(DIRECTIONS):
1. For the Finance Act 1990 passage, mark each statement yes or no and quote the words of the passage that decide it. (a) Schedule 7 deals with the taxation of overseas life assurance business. (b) Section 44 inserts a new paragraph into section 85(2) of the Finance Act 1989 after paragraph (d). (c) The Finance Act 1989 is deemed always to have had effect with the amendment made by subsection (1) of section 43.
2. Show each line of the listing that contains the word "screenshot".

Chwilio Deddfwriaeth

Finance Act 1990

Status:

Dyma’r fersiwn wreiddiol (fel y’i gwnaed yn wreiddiol).

Insurance companies and friendly societies

41Apportionment of income etc

Schedule 6 to this Act (which makes provision about the apportionment of income etc. and related provision) shall have effect.

42Overseas life assurance business

Schedule 7 to this Act (which makes provision about the taxation of overseas life assurance business) shall have effect.

43Deduction for policy holders' tax

(1)In section 82(1)(a) of the [1989 c. 26.] Finance Act 1989 (computation of profits on Case I basis), for the words “, in respect of the period, are allocated to or expended on behalf of policy holders or annuitants” there shall be substituted the words “are allocated to, and any amounts of tax or foreign tax which are expended on behalf of, policy holders or annuitants in respect of the period”.

(2)In section 436(3) of the Taxes Act 1988 (modified application of section 82 in relation to computations of profits of general annuity business or pension business), the words “and of the words “tax or” in section 82(1)(a)” shall be added at the end of paragraph (a).

(3)The Finance Act 1989 shall be deemed always to have had effect with the amendment made by subsection (1) above, and the amendment made by subsection (2) above shall have the same effect as, by virtue of section 84(5)(b) of that Act, it would have had if it had been made by Schedule 8 to that Act.

44Reinsurance commissions

(1)In section 85(2) of the Finance Act 1989 (receipts excluded from charge under Case VI of Schedule D), after paragraph (c) there shall be inserted—

(ca)any reinsurance commission; or.

(2)In section 86 of the Finance Act 1989 (spreading of relief for expenses), at the end of subsection (1) there shall be added the words “and less any reinsurance commissions falling within section 76(1)(ca) of that Act”.

(3)In section 76(1) of the Taxes Act 1988 (treatment of expenses of management), after paragraph (c) there shall be inserted—

(ca)there shall also be deducted from the amount treated as the expenses of management for any accounting period any reinsurance commission earned in the period which is referable to basic life assurance business; and.

(SOURCE RECORDS):
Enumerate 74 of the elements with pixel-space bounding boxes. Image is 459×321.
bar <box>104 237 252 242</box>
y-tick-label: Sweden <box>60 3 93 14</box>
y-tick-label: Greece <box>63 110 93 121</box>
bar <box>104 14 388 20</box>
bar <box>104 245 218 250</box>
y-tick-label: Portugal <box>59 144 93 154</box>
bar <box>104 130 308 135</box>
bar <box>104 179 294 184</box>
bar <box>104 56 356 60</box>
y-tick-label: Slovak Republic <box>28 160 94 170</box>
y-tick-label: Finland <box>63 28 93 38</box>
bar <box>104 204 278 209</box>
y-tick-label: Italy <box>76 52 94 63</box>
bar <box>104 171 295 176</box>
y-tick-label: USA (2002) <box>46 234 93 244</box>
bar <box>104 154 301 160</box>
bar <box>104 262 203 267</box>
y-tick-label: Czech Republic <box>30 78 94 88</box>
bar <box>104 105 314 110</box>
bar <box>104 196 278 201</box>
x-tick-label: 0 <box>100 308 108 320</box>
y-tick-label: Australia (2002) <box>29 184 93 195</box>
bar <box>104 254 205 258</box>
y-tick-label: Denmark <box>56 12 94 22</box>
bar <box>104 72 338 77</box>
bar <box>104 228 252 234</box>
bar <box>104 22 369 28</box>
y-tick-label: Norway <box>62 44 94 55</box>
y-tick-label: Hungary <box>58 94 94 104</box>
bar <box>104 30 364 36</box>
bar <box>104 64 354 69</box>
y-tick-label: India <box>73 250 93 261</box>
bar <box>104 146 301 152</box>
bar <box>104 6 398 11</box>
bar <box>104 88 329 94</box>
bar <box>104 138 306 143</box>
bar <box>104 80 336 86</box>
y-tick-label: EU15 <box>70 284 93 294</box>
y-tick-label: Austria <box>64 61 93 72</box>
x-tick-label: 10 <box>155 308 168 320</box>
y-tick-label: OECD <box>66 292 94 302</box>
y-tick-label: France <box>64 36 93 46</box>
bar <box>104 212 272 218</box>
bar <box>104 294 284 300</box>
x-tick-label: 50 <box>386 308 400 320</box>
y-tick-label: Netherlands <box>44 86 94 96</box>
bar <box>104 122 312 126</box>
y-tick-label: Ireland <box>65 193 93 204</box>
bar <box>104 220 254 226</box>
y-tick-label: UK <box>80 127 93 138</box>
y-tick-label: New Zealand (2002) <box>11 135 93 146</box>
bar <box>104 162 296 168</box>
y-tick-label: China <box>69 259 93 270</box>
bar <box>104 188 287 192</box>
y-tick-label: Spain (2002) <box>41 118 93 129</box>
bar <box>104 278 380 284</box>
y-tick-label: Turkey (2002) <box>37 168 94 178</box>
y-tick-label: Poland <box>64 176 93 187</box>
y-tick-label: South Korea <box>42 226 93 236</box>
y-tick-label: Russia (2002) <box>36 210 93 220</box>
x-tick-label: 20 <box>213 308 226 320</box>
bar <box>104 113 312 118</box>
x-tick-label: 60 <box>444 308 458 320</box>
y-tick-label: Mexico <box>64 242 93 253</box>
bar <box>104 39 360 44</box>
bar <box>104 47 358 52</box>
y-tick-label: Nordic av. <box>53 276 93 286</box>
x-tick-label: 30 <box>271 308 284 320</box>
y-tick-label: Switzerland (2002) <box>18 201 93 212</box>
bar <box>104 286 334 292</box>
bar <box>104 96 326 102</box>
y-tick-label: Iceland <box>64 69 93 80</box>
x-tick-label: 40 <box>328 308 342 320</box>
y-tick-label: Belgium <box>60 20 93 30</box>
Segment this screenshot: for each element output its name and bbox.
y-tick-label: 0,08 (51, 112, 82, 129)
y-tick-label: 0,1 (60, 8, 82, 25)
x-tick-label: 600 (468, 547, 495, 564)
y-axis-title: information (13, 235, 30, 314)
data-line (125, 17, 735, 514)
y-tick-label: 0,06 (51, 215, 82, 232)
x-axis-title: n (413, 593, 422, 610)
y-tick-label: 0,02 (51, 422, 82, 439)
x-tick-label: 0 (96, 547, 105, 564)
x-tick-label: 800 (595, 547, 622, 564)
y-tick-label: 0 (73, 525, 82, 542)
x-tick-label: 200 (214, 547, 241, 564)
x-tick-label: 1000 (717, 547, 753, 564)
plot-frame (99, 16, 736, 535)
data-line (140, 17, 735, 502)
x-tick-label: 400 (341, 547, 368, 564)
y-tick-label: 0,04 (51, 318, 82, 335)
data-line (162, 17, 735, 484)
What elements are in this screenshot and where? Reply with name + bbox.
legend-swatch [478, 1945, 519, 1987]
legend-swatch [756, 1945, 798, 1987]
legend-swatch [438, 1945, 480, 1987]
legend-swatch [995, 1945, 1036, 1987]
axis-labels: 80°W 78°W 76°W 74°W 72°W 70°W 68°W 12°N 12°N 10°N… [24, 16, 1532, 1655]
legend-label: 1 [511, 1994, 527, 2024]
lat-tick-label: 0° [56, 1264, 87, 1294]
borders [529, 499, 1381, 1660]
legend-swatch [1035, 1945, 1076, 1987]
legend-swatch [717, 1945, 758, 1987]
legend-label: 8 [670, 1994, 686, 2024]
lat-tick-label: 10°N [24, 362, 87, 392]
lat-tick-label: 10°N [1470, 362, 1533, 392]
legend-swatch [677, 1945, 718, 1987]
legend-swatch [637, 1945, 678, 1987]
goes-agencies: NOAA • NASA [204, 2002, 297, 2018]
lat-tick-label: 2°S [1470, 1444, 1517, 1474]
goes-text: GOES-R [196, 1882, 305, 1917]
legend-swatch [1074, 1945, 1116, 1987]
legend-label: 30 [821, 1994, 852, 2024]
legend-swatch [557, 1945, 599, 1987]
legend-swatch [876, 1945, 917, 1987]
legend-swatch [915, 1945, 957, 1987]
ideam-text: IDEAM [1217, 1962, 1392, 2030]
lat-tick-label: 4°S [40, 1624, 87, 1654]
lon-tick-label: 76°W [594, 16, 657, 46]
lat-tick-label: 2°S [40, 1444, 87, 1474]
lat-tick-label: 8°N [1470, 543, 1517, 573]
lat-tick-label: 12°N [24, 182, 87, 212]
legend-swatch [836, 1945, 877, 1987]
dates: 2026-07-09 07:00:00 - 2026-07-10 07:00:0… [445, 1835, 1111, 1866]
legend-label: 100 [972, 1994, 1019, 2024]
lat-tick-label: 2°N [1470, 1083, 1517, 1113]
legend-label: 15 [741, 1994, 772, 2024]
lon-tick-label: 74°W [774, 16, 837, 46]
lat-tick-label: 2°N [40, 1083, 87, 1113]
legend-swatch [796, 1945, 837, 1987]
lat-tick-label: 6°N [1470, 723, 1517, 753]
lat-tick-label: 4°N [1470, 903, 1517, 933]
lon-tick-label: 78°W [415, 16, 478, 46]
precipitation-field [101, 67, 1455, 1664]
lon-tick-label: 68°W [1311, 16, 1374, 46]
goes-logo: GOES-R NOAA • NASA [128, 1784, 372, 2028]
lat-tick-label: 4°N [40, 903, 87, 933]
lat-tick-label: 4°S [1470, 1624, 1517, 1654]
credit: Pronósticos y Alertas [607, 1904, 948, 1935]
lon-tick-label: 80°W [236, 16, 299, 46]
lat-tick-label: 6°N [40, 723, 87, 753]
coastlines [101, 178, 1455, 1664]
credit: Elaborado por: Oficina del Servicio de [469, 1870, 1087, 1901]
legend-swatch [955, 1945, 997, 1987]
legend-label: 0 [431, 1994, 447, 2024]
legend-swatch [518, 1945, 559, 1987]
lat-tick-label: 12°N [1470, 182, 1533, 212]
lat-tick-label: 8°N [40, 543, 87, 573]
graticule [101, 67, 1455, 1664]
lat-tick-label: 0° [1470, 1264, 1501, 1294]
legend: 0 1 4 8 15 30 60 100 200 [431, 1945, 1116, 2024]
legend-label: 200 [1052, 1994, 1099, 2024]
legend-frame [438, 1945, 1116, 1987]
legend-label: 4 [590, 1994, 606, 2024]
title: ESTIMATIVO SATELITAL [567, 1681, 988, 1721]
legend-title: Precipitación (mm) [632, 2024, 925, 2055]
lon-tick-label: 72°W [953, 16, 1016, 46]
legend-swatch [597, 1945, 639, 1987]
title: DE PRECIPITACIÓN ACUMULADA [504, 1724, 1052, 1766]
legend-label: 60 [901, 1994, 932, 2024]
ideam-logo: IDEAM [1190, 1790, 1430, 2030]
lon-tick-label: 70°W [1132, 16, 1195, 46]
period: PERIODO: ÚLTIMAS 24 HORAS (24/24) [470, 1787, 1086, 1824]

(THE RESPONSES):
1.
(a) Yes: "Schedule 7 to this Act (which makes provision about the taxation of overseas life assurance business) shall have effect."
(b) No: "after paragraph (c) there shall be inserted—"
(c) Yes: "The Finance Act 1989 shall be deemed always to have had effect with the amendment made by subsection (1) above"

2.
Segment this screenshot: for each element output its name and bbox.
What elements are in this screenshot and where? Reply with name + bbox.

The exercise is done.